In the following material, identify every line holding the string "dyne" and return it.

Data records
===============
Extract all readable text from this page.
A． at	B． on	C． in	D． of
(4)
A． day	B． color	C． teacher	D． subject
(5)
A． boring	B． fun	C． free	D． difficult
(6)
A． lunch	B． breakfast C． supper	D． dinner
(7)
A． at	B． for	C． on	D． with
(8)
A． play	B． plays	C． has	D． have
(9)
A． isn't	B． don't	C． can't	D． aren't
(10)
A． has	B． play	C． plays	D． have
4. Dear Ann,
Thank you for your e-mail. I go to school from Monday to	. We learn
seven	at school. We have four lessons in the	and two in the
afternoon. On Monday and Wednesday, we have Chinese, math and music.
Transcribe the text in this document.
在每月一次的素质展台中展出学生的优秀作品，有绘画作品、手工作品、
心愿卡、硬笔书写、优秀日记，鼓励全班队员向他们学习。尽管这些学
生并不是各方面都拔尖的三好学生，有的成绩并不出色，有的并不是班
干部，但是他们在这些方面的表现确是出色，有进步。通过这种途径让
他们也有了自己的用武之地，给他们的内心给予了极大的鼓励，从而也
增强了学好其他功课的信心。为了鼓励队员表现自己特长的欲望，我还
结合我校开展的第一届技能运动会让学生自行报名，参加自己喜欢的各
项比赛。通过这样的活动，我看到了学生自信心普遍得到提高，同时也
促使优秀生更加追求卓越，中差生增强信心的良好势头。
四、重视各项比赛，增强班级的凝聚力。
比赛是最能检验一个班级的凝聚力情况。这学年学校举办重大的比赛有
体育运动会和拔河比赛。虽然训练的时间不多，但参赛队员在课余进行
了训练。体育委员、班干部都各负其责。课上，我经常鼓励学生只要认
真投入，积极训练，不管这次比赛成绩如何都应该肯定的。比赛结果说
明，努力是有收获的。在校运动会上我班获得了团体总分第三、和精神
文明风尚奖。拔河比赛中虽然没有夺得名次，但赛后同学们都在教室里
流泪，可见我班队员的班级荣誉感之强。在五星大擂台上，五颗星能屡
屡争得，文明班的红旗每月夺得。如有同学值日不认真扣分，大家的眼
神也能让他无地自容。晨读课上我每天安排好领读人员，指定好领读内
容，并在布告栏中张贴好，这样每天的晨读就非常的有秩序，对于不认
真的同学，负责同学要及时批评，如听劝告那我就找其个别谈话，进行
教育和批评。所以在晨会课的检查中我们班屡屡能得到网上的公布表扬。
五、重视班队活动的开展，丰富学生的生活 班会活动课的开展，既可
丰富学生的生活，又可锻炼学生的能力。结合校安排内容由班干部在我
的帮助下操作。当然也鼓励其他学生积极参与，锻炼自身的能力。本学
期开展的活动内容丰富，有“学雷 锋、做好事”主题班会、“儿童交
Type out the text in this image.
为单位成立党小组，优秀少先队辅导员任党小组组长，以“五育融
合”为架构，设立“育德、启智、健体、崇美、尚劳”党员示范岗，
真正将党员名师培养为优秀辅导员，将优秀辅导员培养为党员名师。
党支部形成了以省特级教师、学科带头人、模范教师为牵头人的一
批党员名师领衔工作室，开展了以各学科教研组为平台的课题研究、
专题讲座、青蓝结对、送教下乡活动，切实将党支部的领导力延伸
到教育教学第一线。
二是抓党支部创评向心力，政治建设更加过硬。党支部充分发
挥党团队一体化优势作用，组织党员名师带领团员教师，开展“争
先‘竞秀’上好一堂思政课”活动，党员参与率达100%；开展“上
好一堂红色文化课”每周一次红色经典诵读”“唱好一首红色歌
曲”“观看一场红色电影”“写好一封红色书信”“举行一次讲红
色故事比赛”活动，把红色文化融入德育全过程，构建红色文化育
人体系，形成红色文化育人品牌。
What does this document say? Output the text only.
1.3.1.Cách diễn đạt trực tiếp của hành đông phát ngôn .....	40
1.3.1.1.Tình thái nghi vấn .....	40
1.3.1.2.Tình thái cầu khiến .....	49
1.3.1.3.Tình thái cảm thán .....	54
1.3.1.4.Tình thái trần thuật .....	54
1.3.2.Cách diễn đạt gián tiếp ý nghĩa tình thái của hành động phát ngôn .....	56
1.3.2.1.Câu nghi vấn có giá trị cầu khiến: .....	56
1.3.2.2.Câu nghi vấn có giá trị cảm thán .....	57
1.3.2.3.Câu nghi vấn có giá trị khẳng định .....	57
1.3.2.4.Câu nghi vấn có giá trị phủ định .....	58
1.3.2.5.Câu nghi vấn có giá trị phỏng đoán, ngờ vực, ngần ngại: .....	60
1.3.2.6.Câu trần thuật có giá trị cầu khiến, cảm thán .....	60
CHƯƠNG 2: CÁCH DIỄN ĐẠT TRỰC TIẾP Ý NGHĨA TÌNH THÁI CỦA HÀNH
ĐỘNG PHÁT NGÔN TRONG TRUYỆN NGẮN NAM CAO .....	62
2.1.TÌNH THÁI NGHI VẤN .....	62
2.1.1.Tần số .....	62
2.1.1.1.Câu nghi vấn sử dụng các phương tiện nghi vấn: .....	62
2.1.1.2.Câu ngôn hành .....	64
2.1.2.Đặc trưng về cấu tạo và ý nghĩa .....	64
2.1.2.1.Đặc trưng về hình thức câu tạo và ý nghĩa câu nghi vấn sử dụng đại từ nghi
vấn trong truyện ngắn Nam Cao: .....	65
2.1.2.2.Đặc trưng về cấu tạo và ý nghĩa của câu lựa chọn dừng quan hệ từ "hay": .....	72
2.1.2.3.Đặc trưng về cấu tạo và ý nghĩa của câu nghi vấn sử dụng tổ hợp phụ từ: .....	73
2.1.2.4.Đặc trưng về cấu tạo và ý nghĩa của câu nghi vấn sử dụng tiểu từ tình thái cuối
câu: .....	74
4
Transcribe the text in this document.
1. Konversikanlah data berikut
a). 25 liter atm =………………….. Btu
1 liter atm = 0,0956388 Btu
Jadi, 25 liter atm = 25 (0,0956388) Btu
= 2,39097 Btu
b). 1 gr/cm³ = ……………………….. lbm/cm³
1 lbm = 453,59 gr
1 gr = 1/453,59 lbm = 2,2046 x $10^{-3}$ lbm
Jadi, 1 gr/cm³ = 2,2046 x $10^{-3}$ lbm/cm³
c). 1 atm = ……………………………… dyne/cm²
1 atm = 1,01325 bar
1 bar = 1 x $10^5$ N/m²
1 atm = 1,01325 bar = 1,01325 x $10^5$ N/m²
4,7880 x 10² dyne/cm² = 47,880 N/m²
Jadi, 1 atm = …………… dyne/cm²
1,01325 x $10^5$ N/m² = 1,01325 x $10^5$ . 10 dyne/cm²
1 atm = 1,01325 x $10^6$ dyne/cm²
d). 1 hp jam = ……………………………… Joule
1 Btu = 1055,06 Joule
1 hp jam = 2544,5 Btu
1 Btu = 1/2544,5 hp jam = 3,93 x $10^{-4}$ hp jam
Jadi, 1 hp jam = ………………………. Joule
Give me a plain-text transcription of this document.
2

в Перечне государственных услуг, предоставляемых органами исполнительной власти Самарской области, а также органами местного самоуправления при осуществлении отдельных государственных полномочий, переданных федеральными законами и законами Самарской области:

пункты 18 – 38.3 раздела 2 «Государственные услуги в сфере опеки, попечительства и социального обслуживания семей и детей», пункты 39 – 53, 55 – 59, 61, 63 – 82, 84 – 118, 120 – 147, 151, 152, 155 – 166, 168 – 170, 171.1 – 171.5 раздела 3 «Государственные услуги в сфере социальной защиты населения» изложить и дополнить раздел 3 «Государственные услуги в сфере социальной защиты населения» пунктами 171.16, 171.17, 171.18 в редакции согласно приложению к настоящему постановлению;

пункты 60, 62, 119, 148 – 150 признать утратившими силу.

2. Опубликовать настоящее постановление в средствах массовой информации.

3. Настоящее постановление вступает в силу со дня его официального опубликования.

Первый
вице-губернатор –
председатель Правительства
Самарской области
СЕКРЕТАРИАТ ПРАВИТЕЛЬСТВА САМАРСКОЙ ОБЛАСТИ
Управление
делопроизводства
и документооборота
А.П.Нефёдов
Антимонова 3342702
===============
**Exercise output**
c). 1 atm = ……………………………… dyne/cm²
4,7880 x 10² dyne/cm² = 47,880 N/m²
Jadi, 1 atm = …………… dyne/cm²
1,01325 x $10^5$ N/m² = 1,01325 x $10^5$ . 10 dyne/cm²
1 atm = 1,01325 x $10^6$ dyne/cm²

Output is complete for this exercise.